Dataset records
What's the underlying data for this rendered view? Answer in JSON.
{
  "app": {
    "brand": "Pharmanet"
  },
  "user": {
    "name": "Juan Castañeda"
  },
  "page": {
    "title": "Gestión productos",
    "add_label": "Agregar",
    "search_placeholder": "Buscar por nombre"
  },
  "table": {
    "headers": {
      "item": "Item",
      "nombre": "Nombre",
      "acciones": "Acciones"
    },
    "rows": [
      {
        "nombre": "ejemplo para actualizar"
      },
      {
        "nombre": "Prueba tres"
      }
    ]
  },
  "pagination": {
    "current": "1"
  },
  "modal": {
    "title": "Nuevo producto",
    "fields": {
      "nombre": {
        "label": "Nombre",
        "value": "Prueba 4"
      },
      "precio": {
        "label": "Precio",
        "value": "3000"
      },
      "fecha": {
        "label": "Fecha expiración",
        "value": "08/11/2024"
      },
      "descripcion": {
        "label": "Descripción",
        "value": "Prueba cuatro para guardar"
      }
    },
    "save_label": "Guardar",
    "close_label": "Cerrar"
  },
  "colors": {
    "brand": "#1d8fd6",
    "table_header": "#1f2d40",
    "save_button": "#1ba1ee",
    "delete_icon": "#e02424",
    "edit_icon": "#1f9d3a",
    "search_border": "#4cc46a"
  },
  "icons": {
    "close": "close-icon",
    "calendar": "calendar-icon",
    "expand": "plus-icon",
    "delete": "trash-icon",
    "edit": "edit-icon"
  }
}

What is required: Reproduce each record exactly, leaving nothing out.

Result of the exercise:
What's the underlying data for this rendered view? Answer in JSON.
{
  "app": {
    "brand": "Pharmanet"
  },
  "user": {
    "name": "Juan Castañeda"
  },
  "page": {
    "title": "Gestión productos",
    "add_label": "Agregar",
    "search_placeholder": "Buscar por nombre"
  },
  "table": {
    "headers": {
      "item": "Item",
      "nombre": "Nombre",
      "acciones": "Acciones"
    },
    "rows": [
      {
        "nombre": "ejemplo para actualizar"
      },
      {
        "nombre": "Prueba tres"
      }
    ]
  },
  "pagination": {
    "current": "1"
  },
  "modal": {
    "title": "Nuevo producto",
    "fields": {
      "nombre": {
        "label": "Nombre",
        "value": "Prueba 4"
      },
      "precio": {
        "label": "Precio",
        "value": "3000"
      },
      "fecha": {
        "label": "Fecha expiración",
        "value": "08/11/2024"
      },
      "descripcion": {
        "label": "Descripción",
        "value": "Prueba cuatro para guardar"
      }
    },
    "save_label": "Guardar",
    "close_label": "Cerrar"
  },
  "colors": {
    "brand": "#1d8fd6",
    "table_header": "#1f2d40",
    "save_button": "#1ba1ee",
    "delete_icon": "#e02424",
    "edit_icon": "#1f9d3a",
    "search_border": "#4cc46a"
  },
  "icons": {
    "close": "close-icon",
    "calendar": "calendar-icon",
    "expand": "plus-icon",
    "delete": "trash-icon",
    "edit": "edit-icon"
  }
}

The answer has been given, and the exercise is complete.